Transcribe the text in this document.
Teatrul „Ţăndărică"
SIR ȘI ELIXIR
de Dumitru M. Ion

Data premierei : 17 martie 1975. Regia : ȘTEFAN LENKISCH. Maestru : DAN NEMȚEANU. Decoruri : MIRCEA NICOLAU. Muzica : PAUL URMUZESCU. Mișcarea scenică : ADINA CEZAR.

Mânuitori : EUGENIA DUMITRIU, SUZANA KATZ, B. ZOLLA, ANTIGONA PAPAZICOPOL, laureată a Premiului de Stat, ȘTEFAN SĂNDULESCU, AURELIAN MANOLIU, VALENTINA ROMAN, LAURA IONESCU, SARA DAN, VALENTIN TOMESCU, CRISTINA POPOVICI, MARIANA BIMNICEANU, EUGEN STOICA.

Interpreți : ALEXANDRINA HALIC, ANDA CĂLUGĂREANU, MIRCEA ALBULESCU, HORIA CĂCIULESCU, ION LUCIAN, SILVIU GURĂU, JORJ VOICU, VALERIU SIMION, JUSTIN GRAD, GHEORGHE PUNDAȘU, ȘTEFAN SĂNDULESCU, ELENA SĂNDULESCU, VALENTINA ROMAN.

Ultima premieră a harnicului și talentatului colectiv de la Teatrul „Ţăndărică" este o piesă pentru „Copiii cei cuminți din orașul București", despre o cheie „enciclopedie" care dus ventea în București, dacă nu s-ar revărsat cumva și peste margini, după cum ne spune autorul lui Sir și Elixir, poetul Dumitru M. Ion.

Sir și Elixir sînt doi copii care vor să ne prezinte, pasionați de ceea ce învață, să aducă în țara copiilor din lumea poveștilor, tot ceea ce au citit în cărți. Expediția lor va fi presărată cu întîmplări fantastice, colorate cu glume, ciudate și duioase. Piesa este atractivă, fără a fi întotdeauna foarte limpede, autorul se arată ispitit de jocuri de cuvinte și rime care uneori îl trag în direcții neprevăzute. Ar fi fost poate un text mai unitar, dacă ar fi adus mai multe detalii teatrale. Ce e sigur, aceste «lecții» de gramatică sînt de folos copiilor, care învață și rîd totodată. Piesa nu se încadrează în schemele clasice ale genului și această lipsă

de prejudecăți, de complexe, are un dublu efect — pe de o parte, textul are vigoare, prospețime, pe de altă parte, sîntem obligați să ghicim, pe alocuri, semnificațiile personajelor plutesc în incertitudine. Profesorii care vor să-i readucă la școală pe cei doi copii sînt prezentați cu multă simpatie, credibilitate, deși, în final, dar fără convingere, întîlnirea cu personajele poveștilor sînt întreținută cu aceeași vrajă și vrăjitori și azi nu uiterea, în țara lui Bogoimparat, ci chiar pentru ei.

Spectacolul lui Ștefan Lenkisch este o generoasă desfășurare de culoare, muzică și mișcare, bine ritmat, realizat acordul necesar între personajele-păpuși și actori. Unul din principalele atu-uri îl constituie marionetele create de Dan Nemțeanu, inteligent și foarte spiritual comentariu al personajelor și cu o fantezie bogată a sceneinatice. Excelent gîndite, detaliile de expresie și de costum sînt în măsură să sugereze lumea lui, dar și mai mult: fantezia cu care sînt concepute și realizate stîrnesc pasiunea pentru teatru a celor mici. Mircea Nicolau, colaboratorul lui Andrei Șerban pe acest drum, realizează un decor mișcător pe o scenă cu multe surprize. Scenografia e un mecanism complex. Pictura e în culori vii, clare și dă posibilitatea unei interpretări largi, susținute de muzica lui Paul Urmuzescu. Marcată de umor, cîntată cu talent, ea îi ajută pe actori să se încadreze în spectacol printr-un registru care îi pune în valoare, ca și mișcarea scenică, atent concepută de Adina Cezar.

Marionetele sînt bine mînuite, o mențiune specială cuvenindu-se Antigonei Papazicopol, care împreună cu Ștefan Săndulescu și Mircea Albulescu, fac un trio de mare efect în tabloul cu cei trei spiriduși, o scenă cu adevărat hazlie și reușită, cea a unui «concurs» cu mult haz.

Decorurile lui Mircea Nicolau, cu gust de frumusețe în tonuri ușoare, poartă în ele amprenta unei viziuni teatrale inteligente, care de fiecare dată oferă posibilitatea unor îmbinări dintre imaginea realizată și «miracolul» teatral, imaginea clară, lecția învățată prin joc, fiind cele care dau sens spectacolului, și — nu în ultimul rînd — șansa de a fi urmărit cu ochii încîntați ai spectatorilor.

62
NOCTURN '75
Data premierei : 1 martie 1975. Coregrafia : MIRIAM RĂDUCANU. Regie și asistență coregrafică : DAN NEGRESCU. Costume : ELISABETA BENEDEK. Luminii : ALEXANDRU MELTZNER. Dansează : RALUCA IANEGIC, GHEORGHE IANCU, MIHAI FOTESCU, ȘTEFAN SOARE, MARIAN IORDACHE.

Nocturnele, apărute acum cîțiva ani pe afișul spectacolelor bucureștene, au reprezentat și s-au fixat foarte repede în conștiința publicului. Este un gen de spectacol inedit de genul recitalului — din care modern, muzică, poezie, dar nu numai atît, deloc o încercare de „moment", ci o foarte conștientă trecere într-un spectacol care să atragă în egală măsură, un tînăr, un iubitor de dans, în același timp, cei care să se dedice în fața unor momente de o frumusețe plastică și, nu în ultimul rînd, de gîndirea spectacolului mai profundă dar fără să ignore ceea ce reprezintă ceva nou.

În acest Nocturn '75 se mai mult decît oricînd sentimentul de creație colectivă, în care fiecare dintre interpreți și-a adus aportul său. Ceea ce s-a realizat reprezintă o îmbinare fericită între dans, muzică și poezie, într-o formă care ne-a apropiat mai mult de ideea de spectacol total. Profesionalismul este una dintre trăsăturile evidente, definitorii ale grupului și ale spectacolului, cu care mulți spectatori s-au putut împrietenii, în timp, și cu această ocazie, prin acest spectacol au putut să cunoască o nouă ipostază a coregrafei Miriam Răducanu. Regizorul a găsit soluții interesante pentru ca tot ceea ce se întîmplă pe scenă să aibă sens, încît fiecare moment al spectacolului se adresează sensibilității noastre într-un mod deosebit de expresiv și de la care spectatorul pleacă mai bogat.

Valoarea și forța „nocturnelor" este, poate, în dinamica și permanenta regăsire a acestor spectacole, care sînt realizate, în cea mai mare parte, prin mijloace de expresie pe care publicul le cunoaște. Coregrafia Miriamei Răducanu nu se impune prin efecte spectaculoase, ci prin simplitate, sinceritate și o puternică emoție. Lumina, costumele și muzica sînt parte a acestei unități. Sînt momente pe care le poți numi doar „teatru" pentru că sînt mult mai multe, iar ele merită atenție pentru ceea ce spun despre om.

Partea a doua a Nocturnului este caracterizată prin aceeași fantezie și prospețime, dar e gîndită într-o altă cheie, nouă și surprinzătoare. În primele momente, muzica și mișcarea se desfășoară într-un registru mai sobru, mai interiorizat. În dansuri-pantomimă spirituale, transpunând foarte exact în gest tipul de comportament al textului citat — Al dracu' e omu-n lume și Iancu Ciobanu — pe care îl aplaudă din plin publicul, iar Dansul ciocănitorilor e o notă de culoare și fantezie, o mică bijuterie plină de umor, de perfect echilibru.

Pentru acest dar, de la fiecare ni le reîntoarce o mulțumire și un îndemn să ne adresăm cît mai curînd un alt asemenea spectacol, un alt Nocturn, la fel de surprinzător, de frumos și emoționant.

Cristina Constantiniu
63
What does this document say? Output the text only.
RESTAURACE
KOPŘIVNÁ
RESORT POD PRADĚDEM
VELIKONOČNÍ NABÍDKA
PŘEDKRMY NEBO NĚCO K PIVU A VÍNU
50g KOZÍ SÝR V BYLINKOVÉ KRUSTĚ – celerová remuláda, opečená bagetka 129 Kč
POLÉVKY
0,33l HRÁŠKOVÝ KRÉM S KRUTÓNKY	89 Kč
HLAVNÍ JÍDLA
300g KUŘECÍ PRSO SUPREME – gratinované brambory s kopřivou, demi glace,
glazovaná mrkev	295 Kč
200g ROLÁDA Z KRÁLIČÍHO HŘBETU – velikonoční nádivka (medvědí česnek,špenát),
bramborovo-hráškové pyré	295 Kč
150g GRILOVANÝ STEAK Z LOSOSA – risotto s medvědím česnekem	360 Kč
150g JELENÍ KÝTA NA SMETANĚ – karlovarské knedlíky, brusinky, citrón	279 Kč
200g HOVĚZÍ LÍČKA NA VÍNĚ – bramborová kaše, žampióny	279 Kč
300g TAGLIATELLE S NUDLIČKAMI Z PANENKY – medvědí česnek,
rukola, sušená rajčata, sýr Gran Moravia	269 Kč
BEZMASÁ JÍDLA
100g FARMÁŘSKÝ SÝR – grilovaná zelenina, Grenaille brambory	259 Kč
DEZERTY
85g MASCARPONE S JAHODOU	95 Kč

+++

_Requirements_
Go through the material and select each line with the string "ultimul" in it.

_Answer to this problem_
Decorurile lui Mircea Nicolau, cu gust de frumusețe în tonuri ușoare, poartă în ele amprenta unei viziuni teatrale inteligente, care de fiecare dată oferă posibilitatea unor îmbinări dintre imaginea realizată și «miracolul» teatral, imaginea clară, lecția învățată prin joc, fiind cele care dau sens spectacolului, și — nu în ultimul rînd — șansa de a fi urmărit cu ochii încîntați ai spectatorilor.
Nocturnele, apărute acum cîțiva ani pe afișul spectacolelor bucureștene, au reprezentat și s-au fixat foarte repede în conștiința publicului. Este un gen de spectacol inedit de genul recitalului — din care modern, muzică, poezie, dar nu numai atît, deloc o încercare de „moment", ci o foarte conștientă trecere într-un spectacol care să atragă în egală măsură, un tînăr, un iubitor de dans, în același timp, cei care să se dedice în fața unor momente de o frumusețe plastică și, nu în ultimul rînd, de gîndirea spectacolului mai profundă dar fără să ignore ceea ce reprezintă ceva nou.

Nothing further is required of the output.